* Begin *
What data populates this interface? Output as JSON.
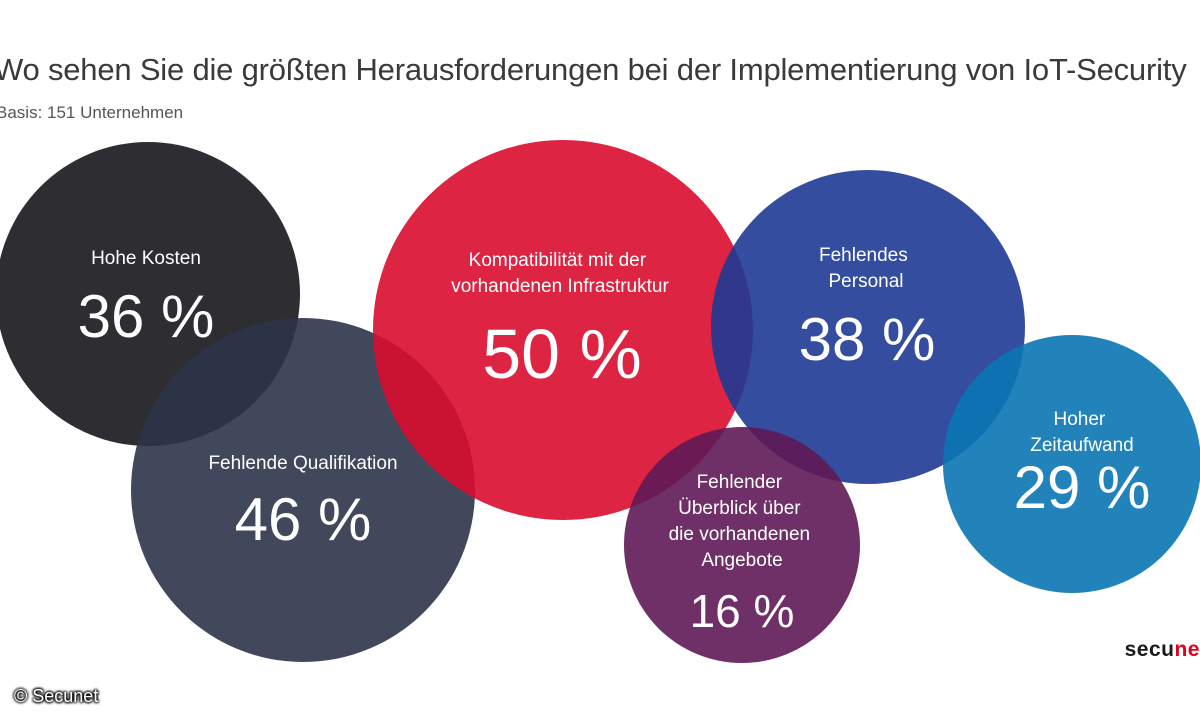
{
  "header": {
    "title": "Wo sehen Sie die größten Herausforderungen bei der Implementierung von IoT-Security",
    "subtitle": "Basis: 151 Unternehmen"
  },
  "chart_data": {
    "type": "bubble",
    "unit": "%",
    "bubbles": [
      {
        "label": "Hohe Kosten",
        "value": 36,
        "display": "36 %",
        "color": "#16161c"
      },
      {
        "label": "Fehlende Qualifikation",
        "value": 46,
        "display": "46 %",
        "color": "#2c3449"
      },
      {
        "label": "Kompatibilität mit der vorhandenen Infrastruktur",
        "value": 50,
        "display": "50 %",
        "color": "#d90c2f"
      },
      {
        "label": "Fehlendes Personal",
        "value": 38,
        "display": "38 %",
        "color": "#1e3a94"
      },
      {
        "label": "Fehlender Überblick über die vorhandenen Angebote",
        "value": 16,
        "display": "16 %",
        "color": "#5e1a55"
      },
      {
        "label": "Hoher Zeitaufwand",
        "value": 29,
        "display": "29 %",
        "color": "#0a76b4"
      }
    ]
  },
  "logo": {
    "text_dark": "secu",
    "text_red": "ne"
  },
  "copyright": "© Secunet"
}
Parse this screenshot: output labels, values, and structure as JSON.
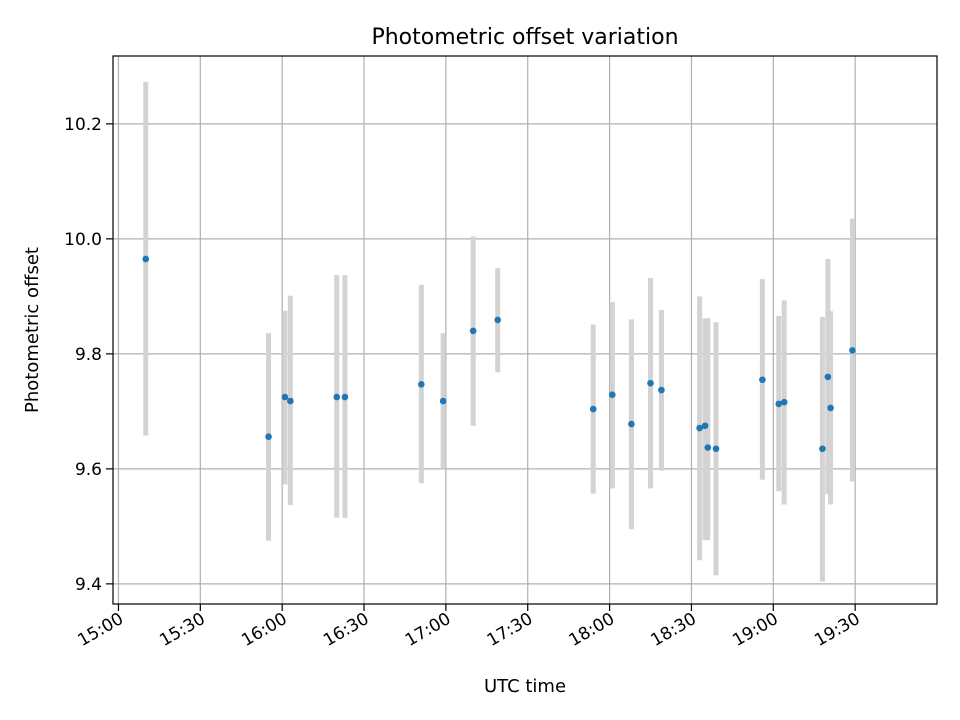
{
  "chart_data": {
    "type": "scatter",
    "title": "Photometric offset variation",
    "xlabel": "UTC time",
    "ylabel": "Photometric offset",
    "xlim": [
      "14:58",
      "20:00"
    ],
    "ylim": [
      9.365,
      10.318
    ],
    "grid": true,
    "marker_color": "#1f77b4",
    "errorbar_color": "#d3d3d3",
    "xticks": [
      "15:00",
      "15:30",
      "16:00",
      "16:30",
      "17:00",
      "17:30",
      "18:00",
      "18:30",
      "19:00",
      "19:30"
    ],
    "yticks": [
      9.4,
      9.6,
      9.8,
      10.0,
      10.2
    ],
    "points": [
      {
        "x": "15:10",
        "y": 9.965,
        "lo": 9.658,
        "hi": 10.273
      },
      {
        "x": "15:55",
        "y": 9.656,
        "lo": 9.475,
        "hi": 9.836
      },
      {
        "x": "16:01",
        "y": 9.725,
        "lo": 9.573,
        "hi": 9.875
      },
      {
        "x": "16:03",
        "y": 9.718,
        "lo": 9.537,
        "hi": 9.901
      },
      {
        "x": "16:20",
        "y": 9.725,
        "lo": 9.515,
        "hi": 9.937
      },
      {
        "x": "16:23",
        "y": 9.725,
        "lo": 9.515,
        "hi": 9.937
      },
      {
        "x": "16:51",
        "y": 9.747,
        "lo": 9.575,
        "hi": 9.92
      },
      {
        "x": "16:59",
        "y": 9.718,
        "lo": 9.6,
        "hi": 9.836
      },
      {
        "x": "17:10",
        "y": 9.84,
        "lo": 9.675,
        "hi": 10.004
      },
      {
        "x": "17:19",
        "y": 9.859,
        "lo": 9.768,
        "hi": 9.949
      },
      {
        "x": "17:54",
        "y": 9.704,
        "lo": 9.557,
        "hi": 9.851
      },
      {
        "x": "18:01",
        "y": 9.729,
        "lo": 9.566,
        "hi": 9.89
      },
      {
        "x": "18:08",
        "y": 9.678,
        "lo": 9.495,
        "hi": 9.86
      },
      {
        "x": "18:15",
        "y": 9.749,
        "lo": 9.566,
        "hi": 9.932
      },
      {
        "x": "18:19",
        "y": 9.737,
        "lo": 9.597,
        "hi": 9.876
      },
      {
        "x": "18:33",
        "y": 9.671,
        "lo": 9.441,
        "hi": 9.9
      },
      {
        "x": "18:35",
        "y": 9.675,
        "lo": 9.476,
        "hi": 9.862
      },
      {
        "x": "18:36",
        "y": 9.637,
        "lo": 9.476,
        "hi": 9.862
      },
      {
        "x": "18:39",
        "y": 9.635,
        "lo": 9.415,
        "hi": 9.855
      },
      {
        "x": "18:56",
        "y": 9.755,
        "lo": 9.581,
        "hi": 9.93
      },
      {
        "x": "19:02",
        "y": 9.713,
        "lo": 9.561,
        "hi": 9.866
      },
      {
        "x": "19:04",
        "y": 9.716,
        "lo": 9.538,
        "hi": 9.893
      },
      {
        "x": "19:18",
        "y": 9.635,
        "lo": 9.404,
        "hi": 9.864
      },
      {
        "x": "19:20",
        "y": 9.76,
        "lo": 9.556,
        "hi": 9.965
      },
      {
        "x": "19:21",
        "y": 9.706,
        "lo": 9.538,
        "hi": 9.874
      },
      {
        "x": "19:29",
        "y": 9.806,
        "lo": 9.578,
        "hi": 10.035
      }
    ]
  }
}
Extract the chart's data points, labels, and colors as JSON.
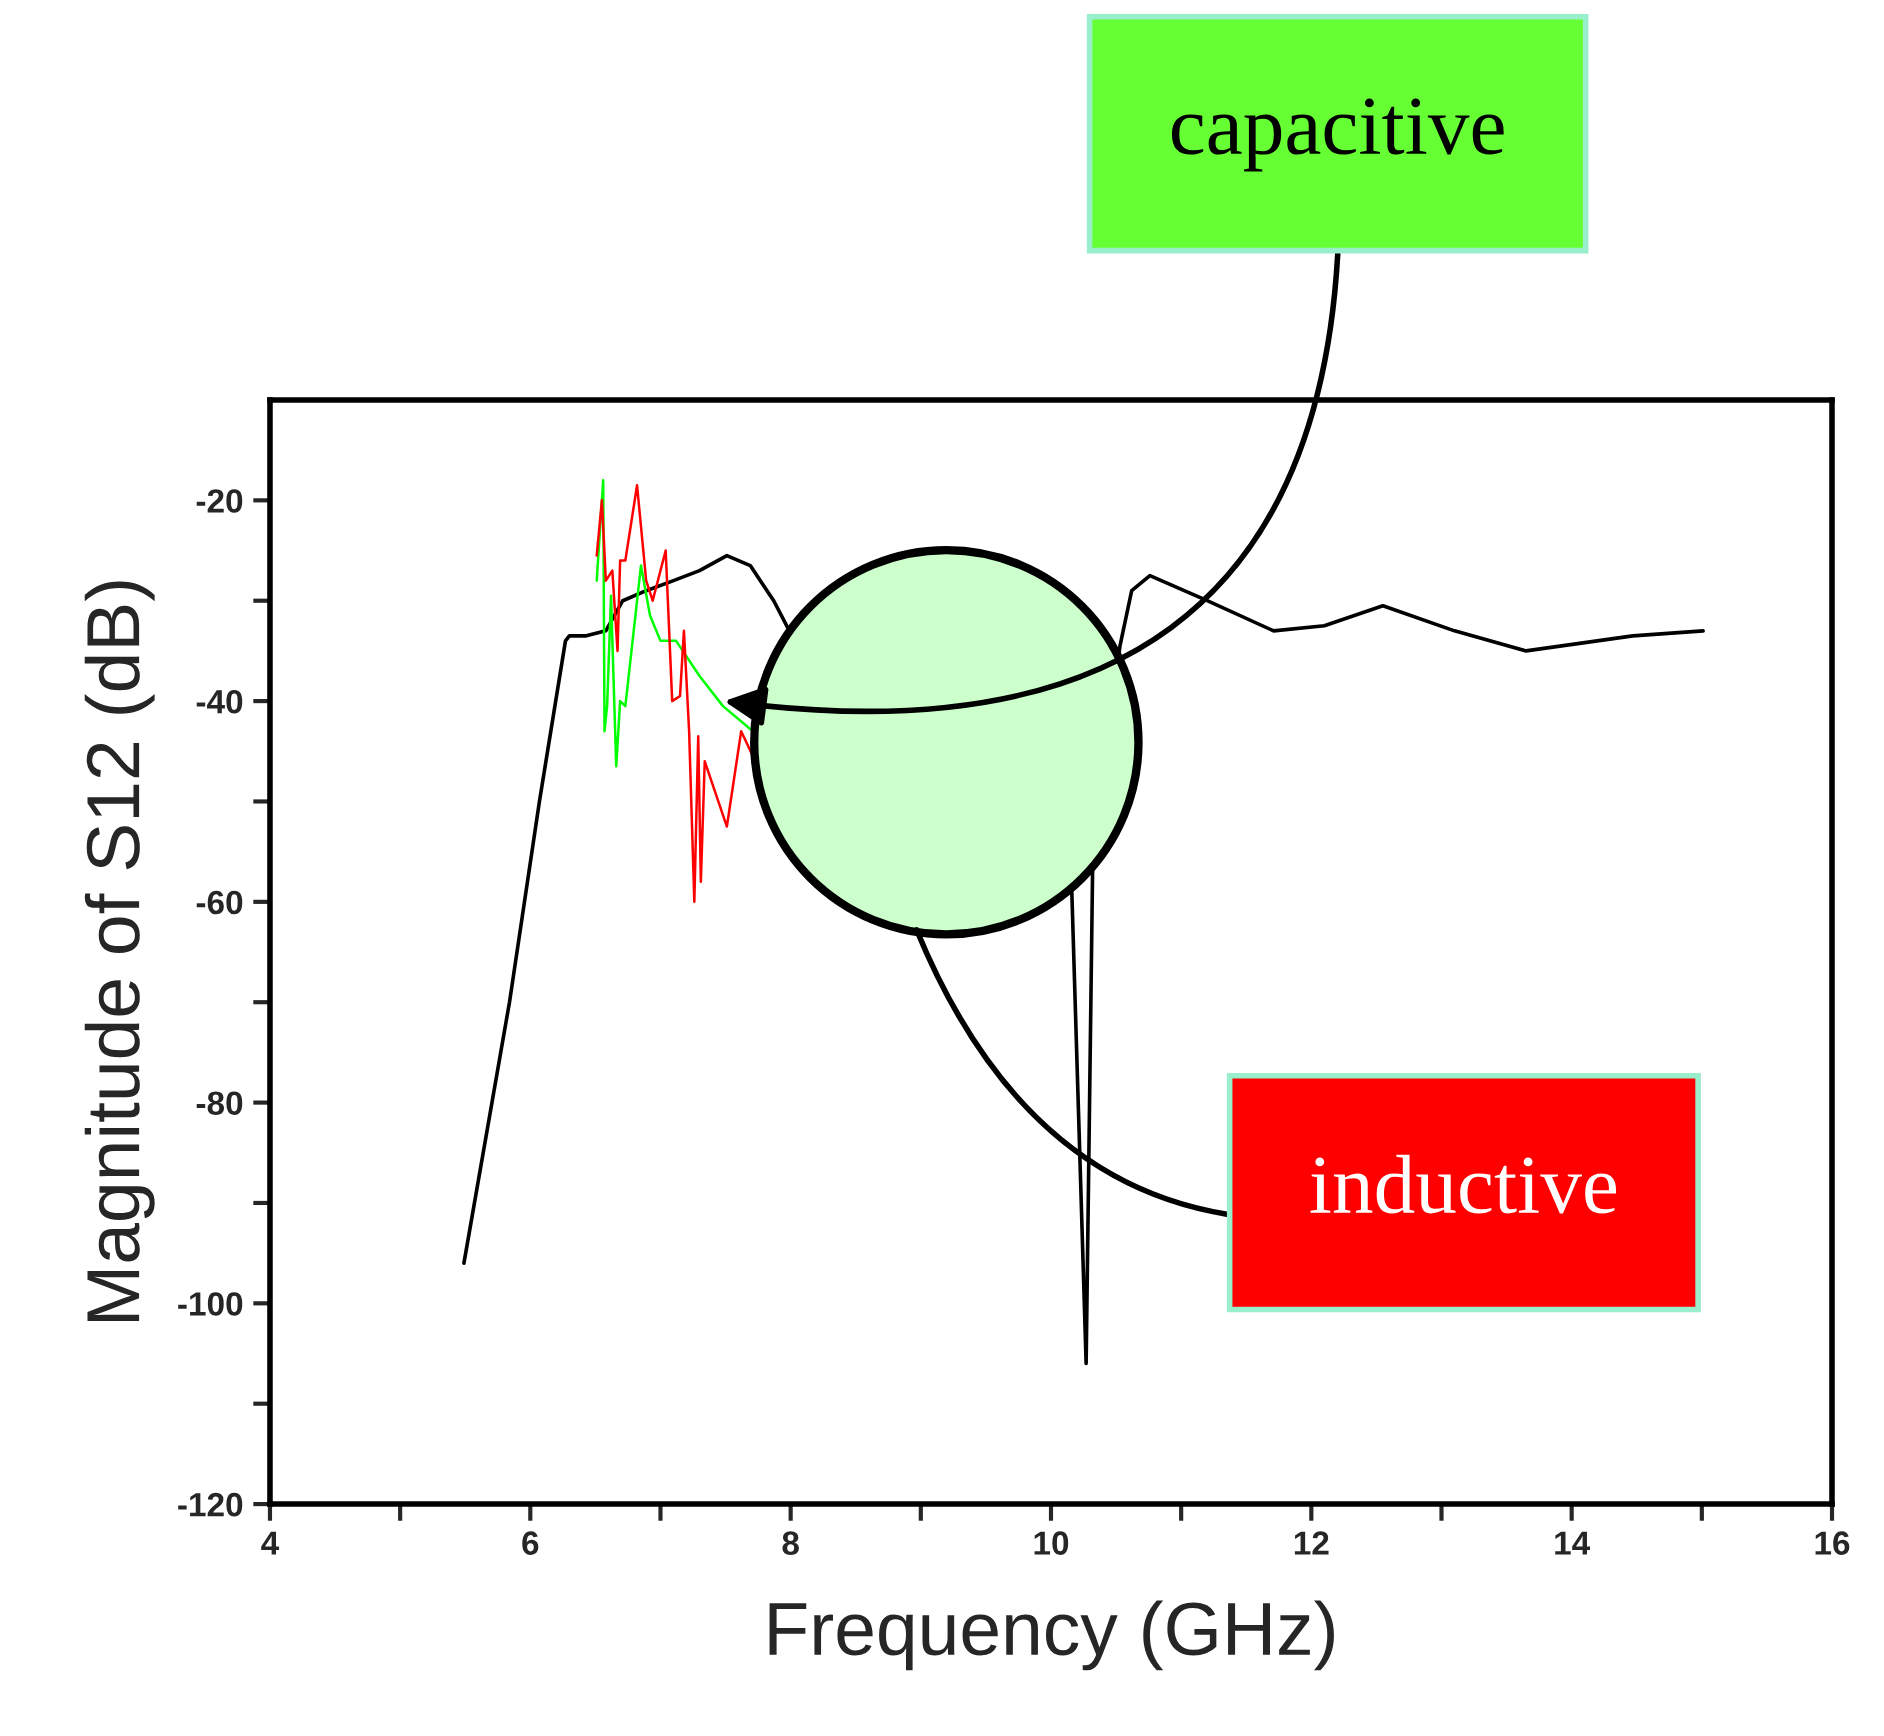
{
  "chart_data": {
    "type": "line",
    "xlabel": "Frequency (GHz)",
    "ylabel": "Magnitude of S12 (dB)",
    "xlim": [
      4,
      16
    ],
    "ylim": [
      -120,
      -10
    ],
    "xticks": [
      4,
      {
        "value": 5,
        "label": null
      },
      6,
      {
        "value": 7,
        "label": null
      },
      8,
      {
        "value": 9,
        "label": null
      },
      10,
      {
        "value": 11,
        "label": null
      },
      12,
      {
        "value": 13,
        "label": null
      },
      14,
      {
        "value": 15,
        "label": null
      },
      16
    ],
    "yticks": [
      -120,
      {
        "value": -110,
        "label": null
      },
      -100,
      {
        "value": -90,
        "label": null
      },
      -80,
      {
        "value": -70,
        "label": null
      },
      -60,
      {
        "value": -50,
        "label": null
      },
      -40,
      {
        "value": -30,
        "label": null
      },
      -20
    ],
    "grid": false,
    "legend": false,
    "marker": "none",
    "line_style": "solid",
    "series": [
      {
        "color": "#000000",
        "x": [
          5.49,
          5.84,
          6.07,
          6.27,
          6.3,
          6.43,
          6.58,
          6.71,
          6.89,
          7.1,
          7.3,
          7.51,
          7.69,
          7.87,
          7.99,
          9.0,
          10.16,
          10.27,
          10.32,
          10.53,
          10.62,
          10.76,
          11.2,
          11.71,
          12.1,
          12.55,
          13.1,
          13.65,
          14.47,
          15.01
        ],
        "values": [
          -96,
          -70,
          -50,
          -34,
          -33.5,
          -33.5,
          -33,
          -30,
          -29,
          -28,
          -27,
          -25.5,
          -26.5,
          -30,
          -33,
          null,
          -59,
          -106,
          -56.5,
          -34.5,
          -29,
          -27.5,
          -30,
          -33,
          -32.5,
          -30.5,
          -33,
          -35,
          -33.5,
          -33
        ]
      },
      {
        "color": "#00ff00",
        "x": [
          6.51,
          6.56,
          6.57,
          6.59,
          6.62,
          6.66,
          6.69,
          6.73,
          6.85,
          6.92,
          7.0,
          7.12,
          7.3,
          7.48,
          7.71
        ],
        "values": [
          -28,
          -18,
          -43,
          -40.5,
          -29.5,
          -46.5,
          -40,
          -40.5,
          -26.5,
          -31.5,
          -34,
          -34,
          -37.5,
          -40.5,
          -43
        ]
      },
      {
        "color": "#ff0000",
        "x": [
          6.51,
          6.55,
          6.58,
          6.63,
          6.67,
          6.69,
          6.73,
          6.82,
          6.89,
          6.94,
          7.04,
          7.09,
          7.15,
          7.18,
          7.22,
          7.26,
          7.29,
          7.31,
          7.34,
          7.51,
          7.62,
          7.71
        ],
        "values": [
          -25.5,
          -20,
          -28,
          -27,
          -35,
          -26,
          -26,
          -18.5,
          -28,
          -30,
          -25,
          -40,
          -39.5,
          -33,
          -43,
          -60,
          -43.5,
          -58,
          -46,
          -52.5,
          -43,
          -45.5
        ]
      }
    ],
    "annotations": [
      {
        "text": "capacitive",
        "x": 7.49,
        "y": -40
      },
      "inductive"
    ]
  }
}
* End *
> _Direction_: Select every line above that contains the word "Photometric", and copy it.

> _Result below_:
    "title": "Photometric offset variation",
    "ylabel": "Photometric offset",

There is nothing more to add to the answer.